-- EXERCISE OBJECTIVE --
Set the listing down again in full, word for word, with the pictures left out.

─── THE DATA

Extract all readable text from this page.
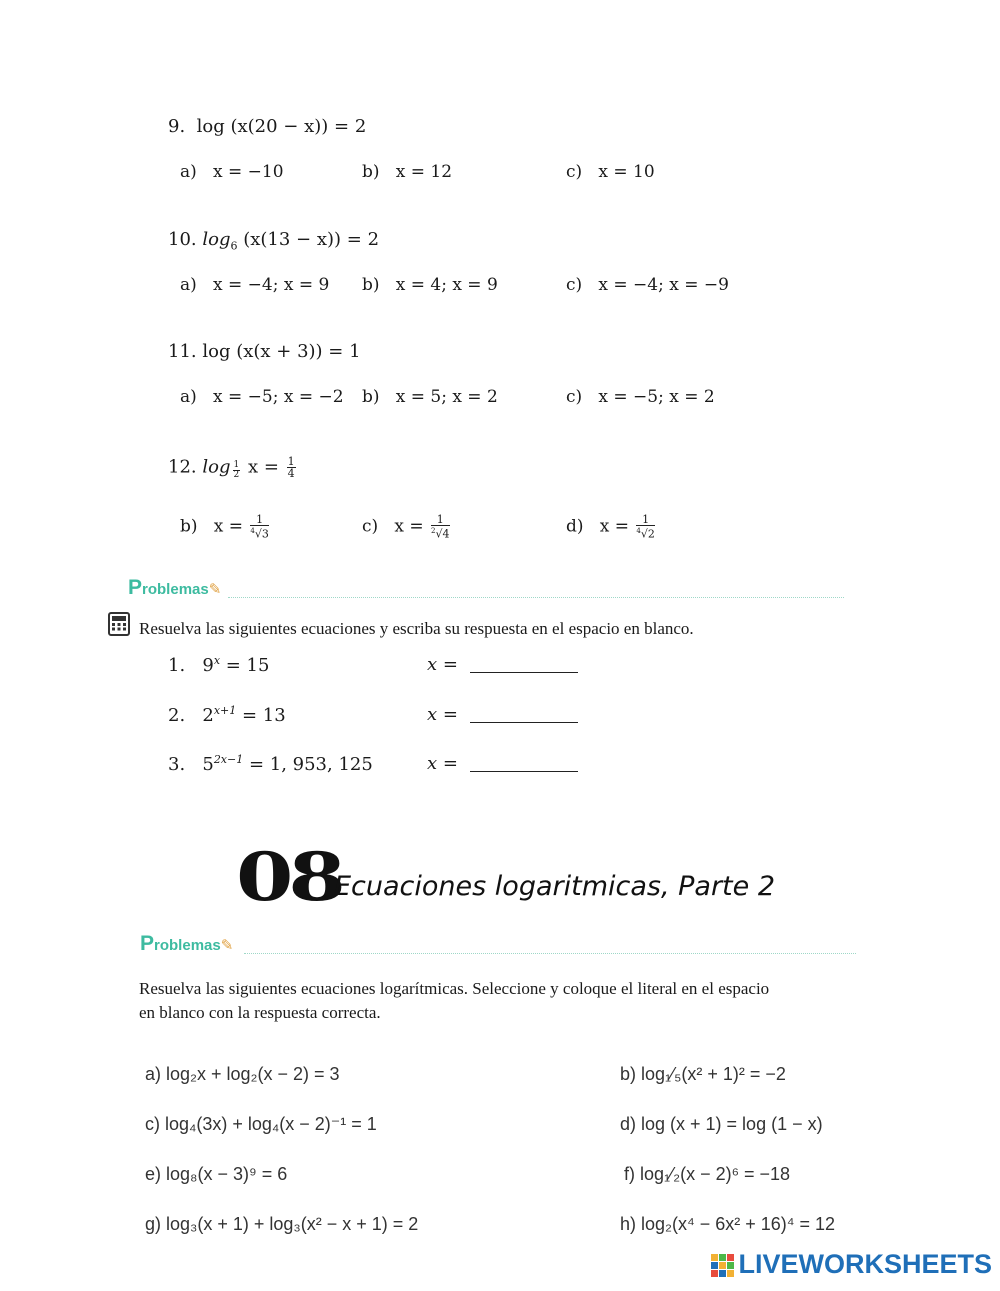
9. log (x(20 − x)) = 2
a) x = −10	b) x = 12	c) x = 10
10. $\log_6 (x(13 - x)) = 2$
a) x = −4; x = 9 b) x = 4; x = 9	c) x = −4; x = −9
11. log (x(x + 3)) = 1
a) x = −5; x = −2 b) x = 5; x = 2	c) x = −5; x = 2
12. $\log \frac{1}{2}$ $x = \frac{1}{4}$
b) $x = \frac{1}{^4√3}$	c) $x = \frac{1}{^2√4}$	d) $x = \frac{1}{^4√2}$
Problemas✎
Resuelva las siguientes ecuaciones y escriba su respuesta en el espacio en blanco.
1. $9^x = 15$	x =
2. $2^{x+1} = 13$	x =
3. $5^{2x-1} = 1$, 953, 125	x =
08
Ecuaciones logaritmicas, Parte 2
Problemas✎
Resuelva las siguientes ecuaciones logarítmicas. Seleccione y coloque el literal en el espacio
en blanco con la respuesta correcta.
a) log₂x + log₂(x − 2) = 3	b) log₁⁄₅(x² + 1)² = −2
c) log₄(3x) + log₄(x − 2)⁻¹ = 1	d) log (x + 1) = log (1 − x)
e) log₈(x − 3)⁹ = 6	f) log₁⁄₂(x − 2)⁶ = −18
g) log₃(x + 1) + log₃(x² − x + 1) = 2	h) log₂(x⁴ − 6x² + 16)⁴ = 12
LIVEWORKSHEETS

──────

-- FULL ANSWER --
Extract all readable text from this page.
9. log (x(20 − x)) = 2
a) x = −10	b) x = 12	c) x = 10
10. $\log_6 (x(13 - x)) = 2$
a) x = −4; x = 9 b) x = 4; x = 9	c) x = −4; x = −9
11. log (x(x + 3)) = 1
a) x = −5; x = −2 b) x = 5; x = 2	c) x = −5; x = 2
12. $\log \frac{1}{2}$ $x = \frac{1}{4}$
b) $x = \frac{1}{^4√3}$	c) $x = \frac{1}{^2√4}$	d) $x = \frac{1}{^4√2}$
Problemas✎
Resuelva las siguientes ecuaciones y escriba su respuesta en el espacio en blanco.
1. $9^x = 15$	x =
2. $2^{x+1} = 13$	x =
3. $5^{2x-1} = 1$, 953, 125	x =
08
Ecuaciones logaritmicas, Parte 2
Problemas✎
Resuelva las siguientes ecuaciones logarítmicas. Seleccione y coloque el literal en el espacio
en blanco con la respuesta correcta.
a) log₂x + log₂(x − 2) = 3	b) log₁⁄₅(x² + 1)² = −2
c) log₄(3x) + log₄(x − 2)⁻¹ = 1	d) log (x + 1) = log (1 − x)
e) log₈(x − 3)⁹ = 6	f) log₁⁄₂(x − 2)⁶ = −18
g) log₃(x + 1) + log₃(x² − x + 1) = 2	h) log₂(x⁴ − 6x² + 16)⁴ = 12
LIVEWORKSHEETS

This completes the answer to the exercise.